• [REQUIRED WORK]
Continue the passage on arranging the Joyce files from the point where it ends.

:: GIVEN PASSAGE ::

A final observation concerns the affordances of the storage technology from which we recovered information. An interesting longitudinal study could compare the changes in information management practices as storage media capacities and types changed. Specifically, the 800 to 1400 kB storage capacity of the floppies used in the 1980s and 1990s enforced certain organizational practices that disappeared rapidly with the advent of large capacity hard drives. Subdirectories are much rarer on floppies than hard drives and other large capacity media; therefore, we saw little need to retain structural information beyond the disc ID and label. Digital archaeologists working with hard drives and large capacity storage media should collect path data as it will assist in file tracking and identification as well as in establishing the original order and contextual information necessary for appraisal.

Arrangement of the Joyce Files

While copying bits from floppies to a hard drive, we were able to quickly survey the types of materials and some file content to help us develop an arrangement for the files based on the functions in which the files were created. We tried to model the arrangement of the Joyce files after current methods of arrangement employed by the HRC.

Before discussing the arrangement we established, it is necessary to note the benefit of arranging digital files is flexibly of those files, or more appropriately access to those files, to move after deposit. Any arrangement established in an electronic institutional repository can be altered for varying purposes of access. In our case, the arrangement we developed to organized ingested files into DSpace could be altered, to some extent, by the end users sorting preferences. We will discuss this later in detail.

We approached the arrangement of the Joyce files in the same manner as we would approach arranging paper versions of the same files. We determined the files would fit neatly into 6 series including: Works, Academic Materials, Correspondence, Storyspace, Third-Party Works, and Personal. The following is the arrangement we developed for the Joyce files.

Figure 1. Arrangement of Joyce’s Files

Series I. Works

(Subseries for each title)

Series II. Academic Career

Subseries A. Scholarly Material

(Conferences, Presentations, Groups, Correspondence about conferences, Bios/CVs, Scholarly works, and Published papers)

Subseries B. Teaching Material

(Reading exercises,Class exercises, Learning objects)

Subseries C. Administrative Material

(Grant proposals, Departmental correspondence, Requests for fellowships)

Series III. Correspondence

(can be arranged by date, subject, or author metadata)

Series IV. Storyspace

Subseries A. Code,

Subseries B. Design

Subseries C.. Riverrun Ltd. (company that created the Storyspace reader)

Series V. Third-Party Works

(subseries for each author/work)

Series VI. Personal

(Address books, Expense reports, Other)

In DSpace terms, our arrangement looks like this:

Figure 2. Arrangement in DSpace Terminology

Community: HRC

Sub-community: Michael Joyce Papers

Sub-sub-community: Series I. Works

Series II. Correspondence

Series III. Academic Career

Series IV. Storyspace

Series V. Works By Others

Series VI. Personal

Collections:

Series I. Subseries A. Afternoon

Subseries B. Twilight

Subseries C. Writing on the Edge

(etc.)

:::
:: SOURCE MATERIAL ::

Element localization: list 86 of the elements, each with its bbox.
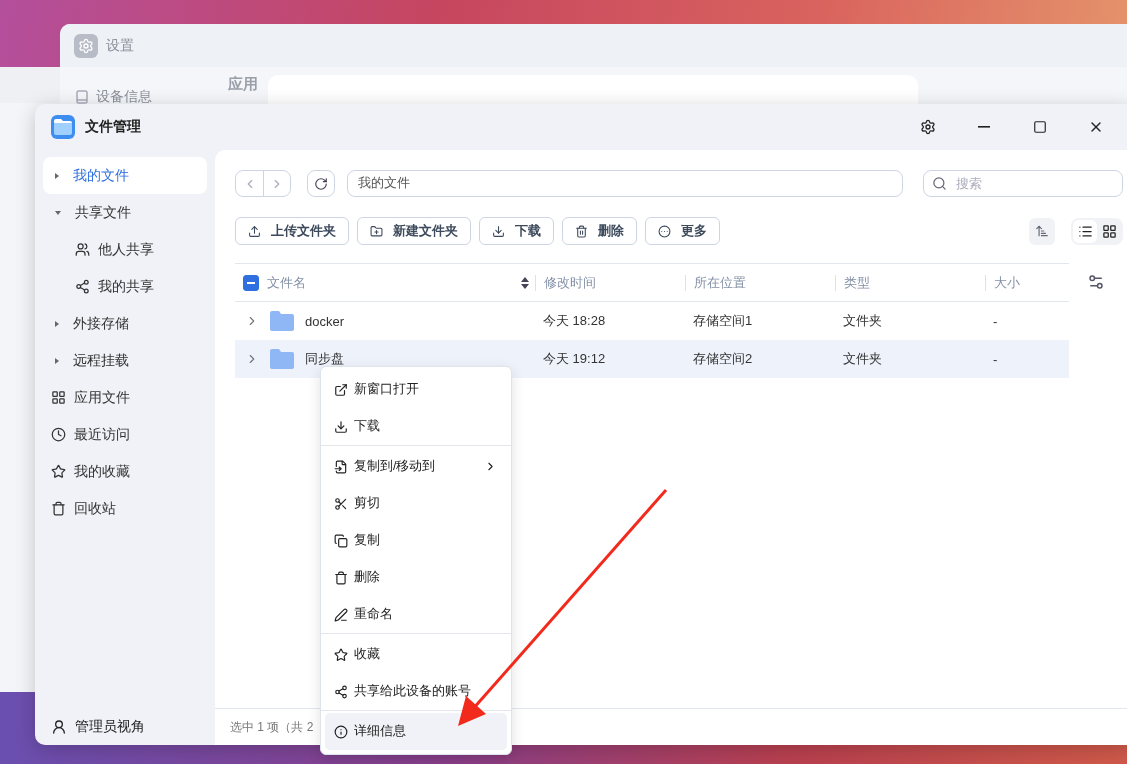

:::

• [THE ANSWER]
Series II. Subseries A. Scholarly Materials

Subseries B. Teaching Materials

Subseries C. Administrative Materials

Series III. None

Series IV. Subseries A. Code

Subseries B. Design

Subseries C. Riverrun, Ltd.

Series V. Subseries A. Uncle Billy’s Funhouse, Pete Jones

Subseries B. Chaos, Lily Wilson (etc.)

Series VI. None

We attempted to create series that were specific enough to prevent an overlap of possible “homes” for files, but broad enough to encompass a significant portion of the archive. This arrangement is based on how files were created by Michael Joyce. As Joyce creates some files in his role as hypertext author and other files in his role as Vassar professor, we attempted to separate the files in the arrangement. This separation was most difficult when evaluating where written works should be placed. We eventually determined, after looking at Joyce’s own distinctions between fiction and academic works within his 1998 curriculum vita (http://faculty.vassar.edu/mijoyce/MJoyceCV04.htm), that fiction would be arranged in subseries according to title within Series I. Works, and his academic papers would be separated into subseries by cause for creation in Series II. Academic Career. Joyce uses these headings to delineate the types of items he has written: Fiction and Hypermedia; Scholarly Books, published lectures, etc.; and Scholarship. We equated our Series I. Works to his “Fiction and Hypermedia” title. Our Series II. Academic Career is the combination of his “Scholarly Books, published lectures, etc.” and “Scholarship.”

We faced some confusion when trying to sort files. The published titles of some files could not be ascertained from file name, so we had to read through most of the digital files at least once that we were trying to arrange. (As a side note, we often had to read through the files a second or third time when assigning content keywords to the files for ingest.) We also had difficulties separating files into Series I. and Series II. because some academic essays were published individually, then at a later date were published together in Othermindedness. This made it difficult to distinguish under which title we should arrange the files—the essay title or the compilation title Othermindedness. Additionally, some titles were not published at all and therefore not listed on Joyce’s vita. In the instance of unpublished work, we were forced to determine if the file was fictive or academic in nature. The line between narrative work (fiction) and academic material was difficult to distinguish, however, whenever we doubted the arrangement of files, we would turn to the author’s method of distinguishing his work in his 1998 vita.

Despite the size of Joyce’s archive—211 Mb or nearly 4800 files—we were able to arrange all of the files into six series. We found it was exceeding more difficult to arrange digital files in a suitable arrangement, as compared to paper archives, because of the initial disorder of the accessioned files, the amount and initial placement of duplicates and the lack of distinguishing features of files visible to the archivist. Processing digital files required at least three passes through the files to separate them into appropriate series. With each pass, we would break the files down into smaller and smaller groups until all of the files were in appropriate folders corresponding to published titles, groups or other context of creation as listed in figure 1.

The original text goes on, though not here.